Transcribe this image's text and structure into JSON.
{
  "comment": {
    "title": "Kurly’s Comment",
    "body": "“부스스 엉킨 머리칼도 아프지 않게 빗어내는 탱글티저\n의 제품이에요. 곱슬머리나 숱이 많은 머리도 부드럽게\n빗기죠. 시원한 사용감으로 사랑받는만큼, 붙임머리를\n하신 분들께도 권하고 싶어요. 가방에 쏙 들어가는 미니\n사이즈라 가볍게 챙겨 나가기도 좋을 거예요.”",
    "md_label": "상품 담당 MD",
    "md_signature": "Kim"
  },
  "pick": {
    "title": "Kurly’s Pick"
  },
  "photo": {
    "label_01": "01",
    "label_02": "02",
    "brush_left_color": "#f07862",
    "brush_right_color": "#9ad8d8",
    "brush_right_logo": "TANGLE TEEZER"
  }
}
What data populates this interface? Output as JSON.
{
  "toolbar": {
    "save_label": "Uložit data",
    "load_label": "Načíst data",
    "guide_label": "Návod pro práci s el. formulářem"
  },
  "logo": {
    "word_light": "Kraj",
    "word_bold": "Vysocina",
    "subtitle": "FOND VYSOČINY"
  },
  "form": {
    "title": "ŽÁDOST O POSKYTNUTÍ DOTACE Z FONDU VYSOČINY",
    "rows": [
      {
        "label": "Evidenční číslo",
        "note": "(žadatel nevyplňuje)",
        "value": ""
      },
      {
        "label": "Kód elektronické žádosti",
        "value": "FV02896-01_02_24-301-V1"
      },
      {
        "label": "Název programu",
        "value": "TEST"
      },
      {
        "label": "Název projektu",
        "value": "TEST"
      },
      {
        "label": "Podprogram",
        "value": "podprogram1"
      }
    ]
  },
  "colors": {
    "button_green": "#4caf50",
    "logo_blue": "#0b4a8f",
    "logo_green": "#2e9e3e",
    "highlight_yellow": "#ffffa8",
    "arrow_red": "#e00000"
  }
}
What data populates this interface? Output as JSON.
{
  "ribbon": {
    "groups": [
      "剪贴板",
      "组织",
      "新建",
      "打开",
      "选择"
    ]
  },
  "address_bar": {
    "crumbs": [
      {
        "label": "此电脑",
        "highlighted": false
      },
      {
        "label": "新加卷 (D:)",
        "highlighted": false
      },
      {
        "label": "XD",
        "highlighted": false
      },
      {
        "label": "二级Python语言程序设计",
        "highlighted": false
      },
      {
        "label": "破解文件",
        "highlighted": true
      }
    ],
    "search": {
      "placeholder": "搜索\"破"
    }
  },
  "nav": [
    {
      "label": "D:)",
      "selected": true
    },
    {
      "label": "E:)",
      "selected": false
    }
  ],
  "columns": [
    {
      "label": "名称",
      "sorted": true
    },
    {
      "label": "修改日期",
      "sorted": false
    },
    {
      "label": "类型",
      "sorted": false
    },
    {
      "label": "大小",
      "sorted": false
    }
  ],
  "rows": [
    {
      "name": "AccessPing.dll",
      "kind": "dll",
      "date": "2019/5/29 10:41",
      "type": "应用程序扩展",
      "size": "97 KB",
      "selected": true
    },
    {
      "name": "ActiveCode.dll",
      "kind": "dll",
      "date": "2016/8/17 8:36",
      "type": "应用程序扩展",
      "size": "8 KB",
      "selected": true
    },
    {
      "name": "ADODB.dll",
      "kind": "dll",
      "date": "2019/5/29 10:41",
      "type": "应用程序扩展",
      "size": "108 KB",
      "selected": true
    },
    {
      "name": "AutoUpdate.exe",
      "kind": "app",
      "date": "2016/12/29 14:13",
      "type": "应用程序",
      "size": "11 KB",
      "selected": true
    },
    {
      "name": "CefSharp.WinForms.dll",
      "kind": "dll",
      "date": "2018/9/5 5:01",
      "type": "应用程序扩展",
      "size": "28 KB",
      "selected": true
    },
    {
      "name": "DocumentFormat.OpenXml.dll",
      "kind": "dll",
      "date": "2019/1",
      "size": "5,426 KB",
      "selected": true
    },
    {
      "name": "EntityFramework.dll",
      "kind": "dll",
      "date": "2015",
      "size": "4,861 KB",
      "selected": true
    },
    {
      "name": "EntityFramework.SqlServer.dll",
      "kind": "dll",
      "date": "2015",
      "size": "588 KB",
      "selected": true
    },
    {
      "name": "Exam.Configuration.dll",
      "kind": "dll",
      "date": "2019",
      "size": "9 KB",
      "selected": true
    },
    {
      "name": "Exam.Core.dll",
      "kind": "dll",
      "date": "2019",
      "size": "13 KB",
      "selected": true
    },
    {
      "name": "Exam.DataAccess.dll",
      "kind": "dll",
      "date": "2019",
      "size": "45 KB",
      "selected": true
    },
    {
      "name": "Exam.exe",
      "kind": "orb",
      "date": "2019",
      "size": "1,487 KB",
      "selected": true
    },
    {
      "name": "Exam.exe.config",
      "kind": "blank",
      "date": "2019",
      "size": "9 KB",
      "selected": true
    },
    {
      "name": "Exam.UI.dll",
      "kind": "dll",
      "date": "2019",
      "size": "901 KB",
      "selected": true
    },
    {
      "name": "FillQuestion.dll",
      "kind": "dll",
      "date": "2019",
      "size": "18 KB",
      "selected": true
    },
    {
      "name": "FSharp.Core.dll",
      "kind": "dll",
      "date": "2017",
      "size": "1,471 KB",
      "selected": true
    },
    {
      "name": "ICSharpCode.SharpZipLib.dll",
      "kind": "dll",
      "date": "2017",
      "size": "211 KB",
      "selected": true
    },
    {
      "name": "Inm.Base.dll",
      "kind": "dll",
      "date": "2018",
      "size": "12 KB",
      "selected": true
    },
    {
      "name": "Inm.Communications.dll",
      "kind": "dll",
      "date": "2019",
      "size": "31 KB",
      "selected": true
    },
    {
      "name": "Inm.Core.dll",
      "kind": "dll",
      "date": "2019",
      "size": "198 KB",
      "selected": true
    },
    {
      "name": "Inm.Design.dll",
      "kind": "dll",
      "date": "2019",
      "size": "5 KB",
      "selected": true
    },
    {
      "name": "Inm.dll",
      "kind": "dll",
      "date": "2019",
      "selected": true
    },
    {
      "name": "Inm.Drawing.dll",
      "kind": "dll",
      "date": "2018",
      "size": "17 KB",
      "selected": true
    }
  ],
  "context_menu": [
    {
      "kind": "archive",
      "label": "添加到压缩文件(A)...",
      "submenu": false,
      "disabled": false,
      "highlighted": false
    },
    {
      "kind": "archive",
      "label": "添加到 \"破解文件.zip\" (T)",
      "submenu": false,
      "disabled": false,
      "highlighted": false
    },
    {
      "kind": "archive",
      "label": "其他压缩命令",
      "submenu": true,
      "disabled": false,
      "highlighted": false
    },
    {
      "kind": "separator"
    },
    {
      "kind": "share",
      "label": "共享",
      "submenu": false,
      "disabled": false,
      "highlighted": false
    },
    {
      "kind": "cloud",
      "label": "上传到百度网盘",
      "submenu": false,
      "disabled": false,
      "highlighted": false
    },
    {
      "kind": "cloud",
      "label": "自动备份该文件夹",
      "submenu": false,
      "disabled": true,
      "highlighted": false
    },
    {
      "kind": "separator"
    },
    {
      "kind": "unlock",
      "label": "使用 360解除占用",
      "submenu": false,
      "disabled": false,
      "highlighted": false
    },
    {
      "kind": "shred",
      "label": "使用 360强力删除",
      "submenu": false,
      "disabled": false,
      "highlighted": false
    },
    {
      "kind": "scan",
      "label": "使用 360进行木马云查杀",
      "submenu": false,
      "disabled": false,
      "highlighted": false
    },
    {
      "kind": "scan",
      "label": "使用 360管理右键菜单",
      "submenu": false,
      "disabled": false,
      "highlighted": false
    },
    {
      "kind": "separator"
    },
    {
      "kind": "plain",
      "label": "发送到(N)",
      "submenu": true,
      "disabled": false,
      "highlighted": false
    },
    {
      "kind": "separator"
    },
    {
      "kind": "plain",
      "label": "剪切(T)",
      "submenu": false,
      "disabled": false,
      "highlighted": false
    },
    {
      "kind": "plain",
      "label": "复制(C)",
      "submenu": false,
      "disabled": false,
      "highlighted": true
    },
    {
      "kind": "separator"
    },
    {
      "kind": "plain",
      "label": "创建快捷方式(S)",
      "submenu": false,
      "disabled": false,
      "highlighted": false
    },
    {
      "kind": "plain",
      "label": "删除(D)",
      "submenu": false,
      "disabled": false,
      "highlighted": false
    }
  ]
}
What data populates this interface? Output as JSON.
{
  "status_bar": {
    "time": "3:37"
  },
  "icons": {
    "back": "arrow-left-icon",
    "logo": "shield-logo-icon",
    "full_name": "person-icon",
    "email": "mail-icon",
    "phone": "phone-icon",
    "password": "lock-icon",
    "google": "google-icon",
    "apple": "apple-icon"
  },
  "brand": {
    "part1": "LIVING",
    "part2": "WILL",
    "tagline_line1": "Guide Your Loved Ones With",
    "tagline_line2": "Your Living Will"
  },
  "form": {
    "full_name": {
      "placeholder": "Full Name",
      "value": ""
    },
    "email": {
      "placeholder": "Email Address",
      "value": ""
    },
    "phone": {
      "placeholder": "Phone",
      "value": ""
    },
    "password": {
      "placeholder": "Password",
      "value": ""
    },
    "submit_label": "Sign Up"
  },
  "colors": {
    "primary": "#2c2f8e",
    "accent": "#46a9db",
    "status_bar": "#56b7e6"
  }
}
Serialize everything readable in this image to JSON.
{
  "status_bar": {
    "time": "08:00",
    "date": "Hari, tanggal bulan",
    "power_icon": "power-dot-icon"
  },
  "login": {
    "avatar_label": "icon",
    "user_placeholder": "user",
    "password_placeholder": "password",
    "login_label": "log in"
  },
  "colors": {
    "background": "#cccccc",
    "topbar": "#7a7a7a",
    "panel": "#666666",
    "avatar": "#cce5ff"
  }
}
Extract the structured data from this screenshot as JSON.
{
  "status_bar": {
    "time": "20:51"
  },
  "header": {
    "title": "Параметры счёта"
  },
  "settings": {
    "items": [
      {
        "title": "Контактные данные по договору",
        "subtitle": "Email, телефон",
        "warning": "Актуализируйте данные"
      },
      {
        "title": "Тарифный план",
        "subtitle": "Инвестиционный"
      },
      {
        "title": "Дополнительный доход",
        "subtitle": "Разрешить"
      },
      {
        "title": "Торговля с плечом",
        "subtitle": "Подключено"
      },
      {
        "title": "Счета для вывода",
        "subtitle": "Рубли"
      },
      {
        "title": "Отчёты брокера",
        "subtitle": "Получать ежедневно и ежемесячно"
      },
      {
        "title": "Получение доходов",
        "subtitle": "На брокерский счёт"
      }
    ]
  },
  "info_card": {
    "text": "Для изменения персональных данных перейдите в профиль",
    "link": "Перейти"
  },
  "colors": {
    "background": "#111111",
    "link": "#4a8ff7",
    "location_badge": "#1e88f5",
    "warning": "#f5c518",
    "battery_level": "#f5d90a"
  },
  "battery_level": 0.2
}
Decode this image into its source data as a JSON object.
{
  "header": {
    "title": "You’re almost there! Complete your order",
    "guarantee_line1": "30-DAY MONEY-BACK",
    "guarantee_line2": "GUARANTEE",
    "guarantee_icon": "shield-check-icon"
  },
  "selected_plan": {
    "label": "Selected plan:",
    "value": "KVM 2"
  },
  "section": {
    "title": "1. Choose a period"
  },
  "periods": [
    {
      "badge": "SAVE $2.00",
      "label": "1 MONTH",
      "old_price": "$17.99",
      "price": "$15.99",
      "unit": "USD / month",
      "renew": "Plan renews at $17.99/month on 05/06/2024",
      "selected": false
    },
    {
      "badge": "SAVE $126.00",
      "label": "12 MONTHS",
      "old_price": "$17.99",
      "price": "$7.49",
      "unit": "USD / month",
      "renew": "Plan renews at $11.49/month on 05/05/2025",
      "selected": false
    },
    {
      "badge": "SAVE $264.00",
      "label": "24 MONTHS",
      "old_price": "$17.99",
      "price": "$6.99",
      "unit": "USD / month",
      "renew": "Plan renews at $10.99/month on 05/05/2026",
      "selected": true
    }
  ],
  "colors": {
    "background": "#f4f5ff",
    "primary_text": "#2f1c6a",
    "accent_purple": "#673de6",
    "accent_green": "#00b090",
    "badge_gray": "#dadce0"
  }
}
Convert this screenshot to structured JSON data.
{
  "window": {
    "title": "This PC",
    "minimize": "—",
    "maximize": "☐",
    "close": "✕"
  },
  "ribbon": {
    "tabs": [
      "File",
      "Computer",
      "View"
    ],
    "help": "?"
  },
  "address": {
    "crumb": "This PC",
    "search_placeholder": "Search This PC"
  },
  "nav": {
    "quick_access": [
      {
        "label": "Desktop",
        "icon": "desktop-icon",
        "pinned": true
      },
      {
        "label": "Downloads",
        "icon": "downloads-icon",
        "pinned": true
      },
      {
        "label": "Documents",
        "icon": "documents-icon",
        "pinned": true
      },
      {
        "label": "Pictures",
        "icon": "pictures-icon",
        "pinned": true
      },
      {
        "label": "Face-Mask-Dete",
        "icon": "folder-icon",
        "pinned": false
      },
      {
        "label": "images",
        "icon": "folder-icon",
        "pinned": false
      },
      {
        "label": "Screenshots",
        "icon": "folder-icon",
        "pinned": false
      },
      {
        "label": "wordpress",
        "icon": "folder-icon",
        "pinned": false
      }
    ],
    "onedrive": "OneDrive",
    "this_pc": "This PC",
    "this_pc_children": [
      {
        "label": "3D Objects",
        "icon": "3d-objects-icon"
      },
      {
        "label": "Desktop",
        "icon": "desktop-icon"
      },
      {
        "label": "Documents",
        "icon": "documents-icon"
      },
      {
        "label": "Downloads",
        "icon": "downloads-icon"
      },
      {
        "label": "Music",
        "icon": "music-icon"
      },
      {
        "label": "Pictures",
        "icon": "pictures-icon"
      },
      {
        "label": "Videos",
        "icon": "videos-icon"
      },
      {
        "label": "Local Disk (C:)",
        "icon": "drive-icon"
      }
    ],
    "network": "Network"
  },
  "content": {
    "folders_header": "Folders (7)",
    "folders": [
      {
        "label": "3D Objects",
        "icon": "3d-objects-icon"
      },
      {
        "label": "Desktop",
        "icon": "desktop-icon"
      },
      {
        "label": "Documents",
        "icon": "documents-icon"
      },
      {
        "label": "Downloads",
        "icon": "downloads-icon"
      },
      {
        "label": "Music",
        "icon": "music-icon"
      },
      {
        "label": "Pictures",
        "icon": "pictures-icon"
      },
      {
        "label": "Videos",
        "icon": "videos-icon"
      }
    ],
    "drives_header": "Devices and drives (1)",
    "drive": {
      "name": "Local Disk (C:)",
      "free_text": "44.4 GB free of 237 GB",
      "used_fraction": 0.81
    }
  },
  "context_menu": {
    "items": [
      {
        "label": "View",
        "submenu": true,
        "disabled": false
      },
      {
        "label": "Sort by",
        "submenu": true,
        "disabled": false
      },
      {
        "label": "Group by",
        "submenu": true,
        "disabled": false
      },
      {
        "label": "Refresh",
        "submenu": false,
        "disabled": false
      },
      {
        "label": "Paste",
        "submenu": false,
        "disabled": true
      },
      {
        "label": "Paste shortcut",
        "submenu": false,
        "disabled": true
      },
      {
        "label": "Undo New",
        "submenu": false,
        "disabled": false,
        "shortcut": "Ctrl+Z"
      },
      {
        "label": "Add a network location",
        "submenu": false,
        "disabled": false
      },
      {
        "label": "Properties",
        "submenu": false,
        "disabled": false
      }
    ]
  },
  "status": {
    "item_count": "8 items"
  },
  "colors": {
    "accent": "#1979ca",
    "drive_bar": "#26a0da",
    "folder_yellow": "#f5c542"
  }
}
■ ■ ■ ■ ■
■ WHAT THE TASK REQUIRES ■
What number of lines in the records contain the word "Název"? Answer with that number alone.

■ OUTPUT ■
2